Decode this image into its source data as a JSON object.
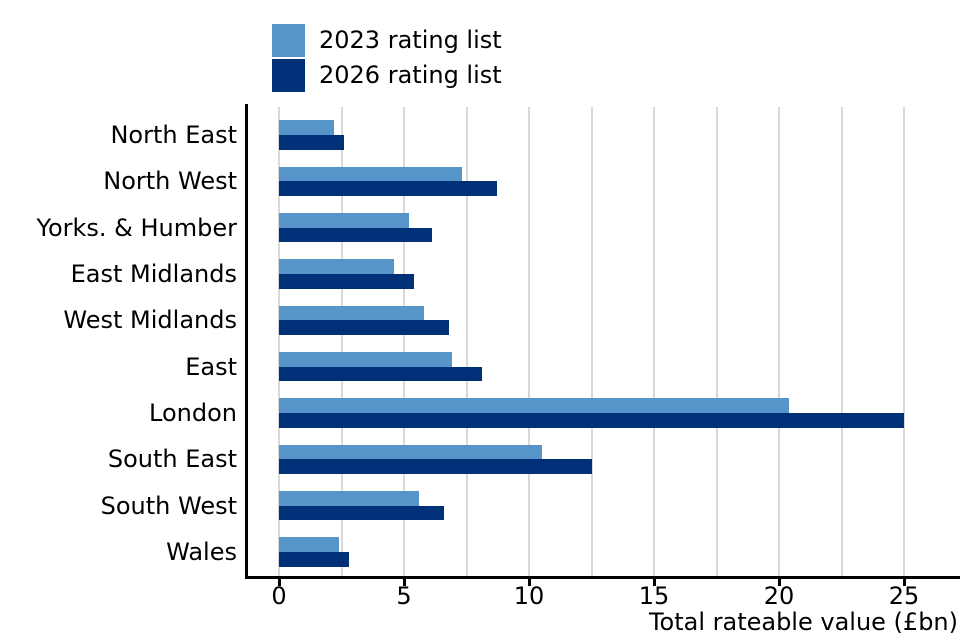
{
  "legend": {
    "items": [
      {
        "label": "2023 rating list",
        "color": "#5694ca"
      },
      {
        "label": "2026 rating list",
        "color": "#003078"
      }
    ]
  },
  "x_axis": {
    "label": "Total rateable value (£bn)"
  },
  "colors": {
    "bar_2023": "#5694ca",
    "bar_2026": "#003078",
    "gridline": "#d9d9d9",
    "axis": "#000000",
    "text": "#000000",
    "background": "#ffffff"
  },
  "chart_data": {
    "type": "bar",
    "orientation": "horizontal",
    "title": "",
    "xlabel": "Total rateable value (£bn)",
    "ylabel": "",
    "categories": [
      "North East",
      "North West",
      "Yorks. & Humber",
      "East Midlands",
      "West Midlands",
      "East",
      "London",
      "South East",
      "South West",
      "Wales"
    ],
    "series": [
      {
        "name": "2023 rating list",
        "color": "#5694ca",
        "values": [
          2.2,
          7.3,
          5.2,
          4.6,
          5.8,
          6.9,
          20.4,
          10.5,
          5.6,
          2.4
        ]
      },
      {
        "name": "2026 rating list",
        "color": "#003078",
        "values": [
          2.6,
          8.7,
          6.1,
          5.4,
          6.8,
          8.1,
          25.0,
          12.5,
          6.6,
          2.8
        ]
      }
    ],
    "x_ticks": [
      0,
      5,
      10,
      15,
      20,
      25
    ],
    "xlim": [
      0,
      27.2
    ],
    "grid": {
      "axis": "x",
      "step": 2.5,
      "max": 25,
      "on": true
    },
    "legend_position": "top-left-outside"
  }
}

★ ★ ★ ★

Problem requirements:
Determine how many lines contain the word "list" and reply with that number alone.

Answer in full:
4